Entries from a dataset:

★ ★ ★ ★ ★ ★ ★

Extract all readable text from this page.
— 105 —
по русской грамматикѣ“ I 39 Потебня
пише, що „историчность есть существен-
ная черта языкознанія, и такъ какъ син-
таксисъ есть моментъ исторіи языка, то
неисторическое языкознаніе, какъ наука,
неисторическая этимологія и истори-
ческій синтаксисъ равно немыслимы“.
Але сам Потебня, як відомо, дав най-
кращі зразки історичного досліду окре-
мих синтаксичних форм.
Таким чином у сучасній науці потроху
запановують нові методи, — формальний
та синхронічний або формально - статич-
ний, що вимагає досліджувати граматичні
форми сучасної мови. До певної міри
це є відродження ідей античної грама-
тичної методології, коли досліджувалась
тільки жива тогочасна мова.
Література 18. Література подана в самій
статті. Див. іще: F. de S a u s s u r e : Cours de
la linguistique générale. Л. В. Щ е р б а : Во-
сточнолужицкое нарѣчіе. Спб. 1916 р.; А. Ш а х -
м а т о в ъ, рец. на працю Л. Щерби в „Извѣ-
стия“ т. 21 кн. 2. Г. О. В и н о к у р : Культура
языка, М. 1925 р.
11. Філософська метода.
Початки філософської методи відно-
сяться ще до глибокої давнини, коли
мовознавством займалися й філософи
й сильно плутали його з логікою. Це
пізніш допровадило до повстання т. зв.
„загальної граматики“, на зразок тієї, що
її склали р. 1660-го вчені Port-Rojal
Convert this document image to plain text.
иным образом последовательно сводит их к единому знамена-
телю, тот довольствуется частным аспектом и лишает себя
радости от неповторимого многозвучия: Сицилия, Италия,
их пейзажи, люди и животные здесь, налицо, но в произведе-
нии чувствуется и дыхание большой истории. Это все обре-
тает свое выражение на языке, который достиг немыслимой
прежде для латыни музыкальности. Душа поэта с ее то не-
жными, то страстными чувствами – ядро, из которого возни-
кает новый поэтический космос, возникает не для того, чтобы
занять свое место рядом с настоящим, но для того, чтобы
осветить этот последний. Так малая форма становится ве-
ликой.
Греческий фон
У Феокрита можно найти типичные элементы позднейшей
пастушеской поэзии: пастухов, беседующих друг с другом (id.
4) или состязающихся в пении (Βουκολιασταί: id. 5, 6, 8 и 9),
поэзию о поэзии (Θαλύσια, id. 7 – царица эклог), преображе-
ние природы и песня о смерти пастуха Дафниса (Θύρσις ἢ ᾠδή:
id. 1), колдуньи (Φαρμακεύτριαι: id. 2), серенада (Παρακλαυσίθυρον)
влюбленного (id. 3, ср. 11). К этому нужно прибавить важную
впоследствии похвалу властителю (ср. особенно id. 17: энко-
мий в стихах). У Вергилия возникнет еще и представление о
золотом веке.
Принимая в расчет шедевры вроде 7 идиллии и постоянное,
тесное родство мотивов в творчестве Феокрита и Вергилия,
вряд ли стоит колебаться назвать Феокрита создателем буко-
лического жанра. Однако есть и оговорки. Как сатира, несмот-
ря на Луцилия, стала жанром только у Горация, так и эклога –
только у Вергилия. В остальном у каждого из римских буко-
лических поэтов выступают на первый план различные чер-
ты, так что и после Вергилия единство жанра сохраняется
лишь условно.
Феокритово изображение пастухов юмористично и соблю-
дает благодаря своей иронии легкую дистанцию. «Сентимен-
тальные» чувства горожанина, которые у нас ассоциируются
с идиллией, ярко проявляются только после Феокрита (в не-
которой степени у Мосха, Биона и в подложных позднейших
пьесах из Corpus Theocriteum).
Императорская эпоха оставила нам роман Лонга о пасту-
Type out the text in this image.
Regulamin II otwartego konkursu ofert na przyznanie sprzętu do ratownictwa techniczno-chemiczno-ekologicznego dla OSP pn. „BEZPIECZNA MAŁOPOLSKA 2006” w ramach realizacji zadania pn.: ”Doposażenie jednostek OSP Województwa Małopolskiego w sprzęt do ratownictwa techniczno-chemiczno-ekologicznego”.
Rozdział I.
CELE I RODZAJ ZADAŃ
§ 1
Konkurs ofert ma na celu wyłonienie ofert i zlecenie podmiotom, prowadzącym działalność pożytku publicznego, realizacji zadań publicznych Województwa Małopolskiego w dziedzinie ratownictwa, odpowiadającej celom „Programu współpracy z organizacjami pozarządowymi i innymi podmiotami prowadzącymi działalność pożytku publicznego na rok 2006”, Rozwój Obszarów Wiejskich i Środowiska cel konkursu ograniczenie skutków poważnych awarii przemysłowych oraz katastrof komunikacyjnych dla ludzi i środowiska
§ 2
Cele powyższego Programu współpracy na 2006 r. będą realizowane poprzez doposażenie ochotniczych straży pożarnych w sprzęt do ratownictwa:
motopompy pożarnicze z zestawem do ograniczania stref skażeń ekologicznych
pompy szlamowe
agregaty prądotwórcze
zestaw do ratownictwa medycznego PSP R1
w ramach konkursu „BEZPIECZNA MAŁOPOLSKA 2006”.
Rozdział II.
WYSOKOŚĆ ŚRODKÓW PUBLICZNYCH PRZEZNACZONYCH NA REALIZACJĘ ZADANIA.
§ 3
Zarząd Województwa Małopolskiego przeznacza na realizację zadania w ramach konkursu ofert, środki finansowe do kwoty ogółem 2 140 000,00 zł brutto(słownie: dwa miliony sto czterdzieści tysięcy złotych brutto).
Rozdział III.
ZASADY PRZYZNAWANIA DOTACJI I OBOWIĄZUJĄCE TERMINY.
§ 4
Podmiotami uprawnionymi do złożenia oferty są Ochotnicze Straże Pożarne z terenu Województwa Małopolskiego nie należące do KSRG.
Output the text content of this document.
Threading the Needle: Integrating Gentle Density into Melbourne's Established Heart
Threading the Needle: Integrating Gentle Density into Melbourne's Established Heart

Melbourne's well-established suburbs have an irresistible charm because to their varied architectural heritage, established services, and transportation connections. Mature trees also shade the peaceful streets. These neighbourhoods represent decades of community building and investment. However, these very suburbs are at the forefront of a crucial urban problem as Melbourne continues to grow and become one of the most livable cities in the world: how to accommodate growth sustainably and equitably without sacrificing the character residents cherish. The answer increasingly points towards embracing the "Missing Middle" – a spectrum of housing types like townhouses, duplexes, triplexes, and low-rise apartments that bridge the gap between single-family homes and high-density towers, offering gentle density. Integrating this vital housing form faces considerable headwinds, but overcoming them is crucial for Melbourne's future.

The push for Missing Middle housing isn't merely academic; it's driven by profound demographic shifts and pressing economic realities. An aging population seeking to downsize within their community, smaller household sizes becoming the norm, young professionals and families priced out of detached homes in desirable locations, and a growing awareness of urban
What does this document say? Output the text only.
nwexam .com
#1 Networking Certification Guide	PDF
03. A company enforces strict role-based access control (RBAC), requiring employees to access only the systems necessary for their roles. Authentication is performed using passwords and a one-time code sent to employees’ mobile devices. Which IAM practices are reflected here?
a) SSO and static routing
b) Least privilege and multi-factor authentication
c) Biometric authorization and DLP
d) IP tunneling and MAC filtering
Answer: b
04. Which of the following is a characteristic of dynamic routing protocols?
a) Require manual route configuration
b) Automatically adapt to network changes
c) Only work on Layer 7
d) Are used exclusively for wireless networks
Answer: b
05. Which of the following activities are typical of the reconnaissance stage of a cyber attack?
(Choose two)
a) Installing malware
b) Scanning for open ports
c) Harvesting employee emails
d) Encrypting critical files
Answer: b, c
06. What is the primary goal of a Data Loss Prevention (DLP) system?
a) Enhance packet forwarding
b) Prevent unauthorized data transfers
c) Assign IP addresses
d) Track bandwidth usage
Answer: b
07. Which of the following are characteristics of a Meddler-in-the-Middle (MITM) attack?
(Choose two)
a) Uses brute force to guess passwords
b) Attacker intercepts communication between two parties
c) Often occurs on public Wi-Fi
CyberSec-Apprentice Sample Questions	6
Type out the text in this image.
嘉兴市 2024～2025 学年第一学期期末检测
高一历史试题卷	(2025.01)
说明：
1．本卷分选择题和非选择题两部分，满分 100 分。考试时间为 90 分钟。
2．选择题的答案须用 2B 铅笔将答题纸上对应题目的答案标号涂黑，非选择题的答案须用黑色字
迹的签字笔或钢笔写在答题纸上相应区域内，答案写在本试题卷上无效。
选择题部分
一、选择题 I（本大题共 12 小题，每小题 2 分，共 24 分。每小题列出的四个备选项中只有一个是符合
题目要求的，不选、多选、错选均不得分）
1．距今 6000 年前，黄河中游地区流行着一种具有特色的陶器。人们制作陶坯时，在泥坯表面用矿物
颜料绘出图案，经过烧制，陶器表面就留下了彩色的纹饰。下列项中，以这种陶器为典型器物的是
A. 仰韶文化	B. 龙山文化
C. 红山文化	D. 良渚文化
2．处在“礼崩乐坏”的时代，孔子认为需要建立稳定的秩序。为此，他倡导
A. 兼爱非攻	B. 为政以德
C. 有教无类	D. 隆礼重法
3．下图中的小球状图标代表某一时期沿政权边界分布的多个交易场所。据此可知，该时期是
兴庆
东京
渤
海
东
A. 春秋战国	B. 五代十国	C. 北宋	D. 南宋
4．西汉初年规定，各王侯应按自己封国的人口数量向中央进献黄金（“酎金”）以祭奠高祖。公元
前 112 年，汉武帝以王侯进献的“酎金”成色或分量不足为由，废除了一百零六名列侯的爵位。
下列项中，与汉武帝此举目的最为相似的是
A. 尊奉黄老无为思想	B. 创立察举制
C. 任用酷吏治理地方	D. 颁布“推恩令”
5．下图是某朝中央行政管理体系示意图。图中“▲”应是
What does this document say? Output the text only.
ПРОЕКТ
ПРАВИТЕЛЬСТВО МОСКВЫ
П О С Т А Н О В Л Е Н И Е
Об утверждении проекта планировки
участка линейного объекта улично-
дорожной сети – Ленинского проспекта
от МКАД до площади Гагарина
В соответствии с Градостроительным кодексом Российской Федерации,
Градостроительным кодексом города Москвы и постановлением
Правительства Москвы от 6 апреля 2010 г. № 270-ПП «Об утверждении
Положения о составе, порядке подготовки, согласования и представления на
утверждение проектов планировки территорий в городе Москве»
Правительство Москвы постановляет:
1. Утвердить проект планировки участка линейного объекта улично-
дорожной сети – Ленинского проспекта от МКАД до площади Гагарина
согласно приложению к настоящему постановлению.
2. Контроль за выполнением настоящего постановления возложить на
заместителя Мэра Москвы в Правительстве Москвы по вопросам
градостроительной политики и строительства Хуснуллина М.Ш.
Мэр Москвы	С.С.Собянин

★ ★ ★ ★ ★ ★ ★

TASK REQUIREMENTS: Locate each line containing the string "Ленинского" and show it.

ANSWER TO THE EXERCISE:
дорожной сети – Ленинского проспекта
дорожной сети – Ленинского проспекта от МКАД до площади Гагарина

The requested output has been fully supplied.